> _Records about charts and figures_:

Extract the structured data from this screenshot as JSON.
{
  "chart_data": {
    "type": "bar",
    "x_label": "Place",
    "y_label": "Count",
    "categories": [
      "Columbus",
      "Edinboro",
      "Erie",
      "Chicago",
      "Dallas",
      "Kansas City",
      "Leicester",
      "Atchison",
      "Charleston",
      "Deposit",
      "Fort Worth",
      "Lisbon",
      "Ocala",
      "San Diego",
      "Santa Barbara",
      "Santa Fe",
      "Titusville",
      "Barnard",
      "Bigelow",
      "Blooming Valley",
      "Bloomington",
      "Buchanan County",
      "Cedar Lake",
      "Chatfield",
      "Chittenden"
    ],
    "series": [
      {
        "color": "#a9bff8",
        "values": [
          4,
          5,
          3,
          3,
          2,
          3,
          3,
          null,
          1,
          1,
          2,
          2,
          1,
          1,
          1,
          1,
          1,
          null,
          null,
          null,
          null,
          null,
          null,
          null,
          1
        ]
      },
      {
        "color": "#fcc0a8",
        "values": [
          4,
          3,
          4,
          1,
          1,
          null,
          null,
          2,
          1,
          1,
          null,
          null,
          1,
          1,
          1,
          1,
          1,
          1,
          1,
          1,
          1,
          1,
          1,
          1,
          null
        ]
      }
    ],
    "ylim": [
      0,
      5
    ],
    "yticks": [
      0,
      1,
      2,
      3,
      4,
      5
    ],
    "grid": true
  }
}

> _What the task asks_: Can you restate every record above word for word?

> _Expected answer_:
Extract the structured data from this screenshot as JSON.
{
  "chart_data": {
    "type": "bar",
    "x_label": "Place",
    "y_label": "Count",
    "categories": [
      "Columbus",
      "Edinboro",
      "Erie",
      "Chicago",
      "Dallas",
      "Kansas City",
      "Leicester",
      "Atchison",
      "Charleston",
      "Deposit",
      "Fort Worth",
      "Lisbon",
      "Ocala",
      "San Diego",
      "Santa Barbara",
      "Santa Fe",
      "Titusville",
      "Barnard",
      "Bigelow",
      "Blooming Valley",
      "Bloomington",
      "Buchanan County",
      "Cedar Lake",
      "Chatfield",
      "Chittenden"
    ],
    "series": [
      {
        "color": "#a9bff8",
        "values": [
          4,
          5,
          3,
          3,
          2,
          3,
          3,
          null,
          1,
          1,
          2,
          2,
          1,
          1,
          1,
          1,
          1,
          null,
          null,
          null,
          null,
          null,
          null,
          null,
          1
        ]
      },
      {
        "color": "#fcc0a8",
        "values": [
          4,
          3,
          4,
          1,
          1,
          null,
          null,
          2,
          1,
          1,
          null,
          null,
          1,
          1,
          1,
          1,
          1,
          1,
          1,
          1,
          1,
          1,
          1,
          1,
          null
        ]
      }
    ],
    "ylim": [
      0,
      5
    ],
    "yticks": [
      0,
      1,
      2,
      3,
      4,
      5
    ],
    "grid": true
  }
}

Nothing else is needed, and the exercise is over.